**Saved entries:**
####
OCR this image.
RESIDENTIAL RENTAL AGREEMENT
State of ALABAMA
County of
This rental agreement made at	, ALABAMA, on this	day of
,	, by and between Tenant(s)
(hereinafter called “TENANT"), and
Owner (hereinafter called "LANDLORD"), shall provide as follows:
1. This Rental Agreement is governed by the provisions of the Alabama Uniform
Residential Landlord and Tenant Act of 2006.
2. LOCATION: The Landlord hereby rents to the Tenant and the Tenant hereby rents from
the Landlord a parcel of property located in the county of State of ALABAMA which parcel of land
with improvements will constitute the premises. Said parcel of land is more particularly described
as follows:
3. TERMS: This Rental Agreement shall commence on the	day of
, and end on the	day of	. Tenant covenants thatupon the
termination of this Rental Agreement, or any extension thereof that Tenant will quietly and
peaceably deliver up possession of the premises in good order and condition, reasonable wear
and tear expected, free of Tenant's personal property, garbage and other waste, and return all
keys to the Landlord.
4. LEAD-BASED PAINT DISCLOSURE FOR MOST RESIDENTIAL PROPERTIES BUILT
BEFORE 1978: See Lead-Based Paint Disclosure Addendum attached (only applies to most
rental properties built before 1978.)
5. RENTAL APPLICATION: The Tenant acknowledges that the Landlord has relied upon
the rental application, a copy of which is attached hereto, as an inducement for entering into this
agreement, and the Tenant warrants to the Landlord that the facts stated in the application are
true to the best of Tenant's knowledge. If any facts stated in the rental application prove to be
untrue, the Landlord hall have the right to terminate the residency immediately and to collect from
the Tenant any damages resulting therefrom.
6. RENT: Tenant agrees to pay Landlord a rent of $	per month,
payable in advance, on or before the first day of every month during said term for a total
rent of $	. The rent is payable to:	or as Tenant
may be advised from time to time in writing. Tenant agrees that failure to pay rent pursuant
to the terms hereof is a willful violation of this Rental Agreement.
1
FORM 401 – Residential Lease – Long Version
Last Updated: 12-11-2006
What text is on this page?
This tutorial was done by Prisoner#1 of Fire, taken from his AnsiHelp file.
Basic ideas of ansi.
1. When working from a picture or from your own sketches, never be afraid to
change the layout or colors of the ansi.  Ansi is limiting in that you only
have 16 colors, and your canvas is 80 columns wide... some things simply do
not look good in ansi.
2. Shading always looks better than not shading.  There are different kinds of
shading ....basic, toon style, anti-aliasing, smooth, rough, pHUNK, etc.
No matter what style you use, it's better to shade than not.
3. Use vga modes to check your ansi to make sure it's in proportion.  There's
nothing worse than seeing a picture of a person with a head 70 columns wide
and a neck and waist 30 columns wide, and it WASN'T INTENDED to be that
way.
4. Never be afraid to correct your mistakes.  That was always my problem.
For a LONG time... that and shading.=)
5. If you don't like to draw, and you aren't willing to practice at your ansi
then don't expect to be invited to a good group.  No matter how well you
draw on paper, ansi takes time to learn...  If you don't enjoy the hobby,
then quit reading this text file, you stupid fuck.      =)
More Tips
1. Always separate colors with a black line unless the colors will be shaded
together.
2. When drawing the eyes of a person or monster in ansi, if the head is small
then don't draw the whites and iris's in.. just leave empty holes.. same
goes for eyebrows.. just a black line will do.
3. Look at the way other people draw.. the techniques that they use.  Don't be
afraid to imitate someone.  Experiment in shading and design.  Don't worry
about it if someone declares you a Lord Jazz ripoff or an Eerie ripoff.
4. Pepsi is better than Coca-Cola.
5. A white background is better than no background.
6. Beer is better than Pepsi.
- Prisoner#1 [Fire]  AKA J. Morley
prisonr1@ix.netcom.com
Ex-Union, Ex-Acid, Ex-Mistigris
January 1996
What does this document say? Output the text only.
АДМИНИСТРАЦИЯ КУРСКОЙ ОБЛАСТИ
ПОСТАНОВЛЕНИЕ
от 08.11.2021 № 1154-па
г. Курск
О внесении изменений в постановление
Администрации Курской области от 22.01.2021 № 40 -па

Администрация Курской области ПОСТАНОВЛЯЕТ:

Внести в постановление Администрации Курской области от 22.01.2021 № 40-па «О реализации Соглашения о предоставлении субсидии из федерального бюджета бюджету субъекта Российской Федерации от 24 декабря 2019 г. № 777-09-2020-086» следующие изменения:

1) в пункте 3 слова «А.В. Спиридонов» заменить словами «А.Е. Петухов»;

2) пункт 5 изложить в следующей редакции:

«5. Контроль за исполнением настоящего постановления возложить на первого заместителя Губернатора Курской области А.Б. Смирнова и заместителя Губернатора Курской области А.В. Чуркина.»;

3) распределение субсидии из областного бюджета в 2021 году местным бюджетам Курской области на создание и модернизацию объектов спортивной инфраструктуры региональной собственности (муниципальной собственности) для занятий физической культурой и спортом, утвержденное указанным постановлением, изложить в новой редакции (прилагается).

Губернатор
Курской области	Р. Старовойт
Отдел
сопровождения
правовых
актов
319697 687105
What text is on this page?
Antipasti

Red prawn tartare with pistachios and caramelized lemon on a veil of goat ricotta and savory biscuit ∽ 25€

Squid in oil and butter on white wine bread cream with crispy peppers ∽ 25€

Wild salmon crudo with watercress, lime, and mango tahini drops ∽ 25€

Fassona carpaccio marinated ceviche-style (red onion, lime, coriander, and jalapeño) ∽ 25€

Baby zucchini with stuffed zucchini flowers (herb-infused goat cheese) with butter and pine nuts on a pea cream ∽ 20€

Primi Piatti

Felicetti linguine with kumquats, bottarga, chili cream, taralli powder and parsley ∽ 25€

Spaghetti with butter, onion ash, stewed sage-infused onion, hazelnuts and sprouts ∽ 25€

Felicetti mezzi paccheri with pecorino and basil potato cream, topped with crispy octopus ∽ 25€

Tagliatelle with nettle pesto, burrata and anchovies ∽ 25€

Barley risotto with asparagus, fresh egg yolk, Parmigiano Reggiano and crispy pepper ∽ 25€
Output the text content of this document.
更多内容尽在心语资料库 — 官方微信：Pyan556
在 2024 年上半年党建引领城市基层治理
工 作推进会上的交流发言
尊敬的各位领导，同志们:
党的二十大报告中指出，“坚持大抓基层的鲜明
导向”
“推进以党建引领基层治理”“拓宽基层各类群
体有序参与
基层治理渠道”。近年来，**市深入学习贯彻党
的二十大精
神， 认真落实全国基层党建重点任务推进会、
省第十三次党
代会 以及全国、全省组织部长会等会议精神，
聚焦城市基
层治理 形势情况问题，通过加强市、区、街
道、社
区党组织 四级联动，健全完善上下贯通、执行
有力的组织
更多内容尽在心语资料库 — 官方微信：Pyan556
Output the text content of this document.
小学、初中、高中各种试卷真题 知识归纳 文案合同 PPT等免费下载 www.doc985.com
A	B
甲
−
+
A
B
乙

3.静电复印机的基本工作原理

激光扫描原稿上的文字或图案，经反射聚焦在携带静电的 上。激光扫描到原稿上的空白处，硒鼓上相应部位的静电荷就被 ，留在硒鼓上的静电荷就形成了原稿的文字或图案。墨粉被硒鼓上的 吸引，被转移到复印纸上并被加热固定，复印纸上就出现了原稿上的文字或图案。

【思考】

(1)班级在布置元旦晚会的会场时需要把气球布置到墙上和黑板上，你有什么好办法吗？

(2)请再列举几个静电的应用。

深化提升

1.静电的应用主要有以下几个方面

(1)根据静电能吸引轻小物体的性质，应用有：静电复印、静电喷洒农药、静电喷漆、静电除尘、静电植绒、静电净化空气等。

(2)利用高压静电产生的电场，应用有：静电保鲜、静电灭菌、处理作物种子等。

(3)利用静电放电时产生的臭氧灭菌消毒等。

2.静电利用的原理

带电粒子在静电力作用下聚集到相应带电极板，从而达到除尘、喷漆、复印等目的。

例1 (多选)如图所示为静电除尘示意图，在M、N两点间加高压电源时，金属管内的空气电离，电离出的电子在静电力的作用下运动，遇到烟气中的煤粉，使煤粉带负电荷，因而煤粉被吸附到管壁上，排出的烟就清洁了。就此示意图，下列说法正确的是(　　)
####
**SHORT EXERCISE:**
Using the listing above, show each line holding the string "stated".

**EXERCISE RESPONSE:**
agreement, and the Tenant warrants to the Landlord that the facts stated in the application are
true to the best of Tenant's knowledge. If any facts stated in the rental application prove to be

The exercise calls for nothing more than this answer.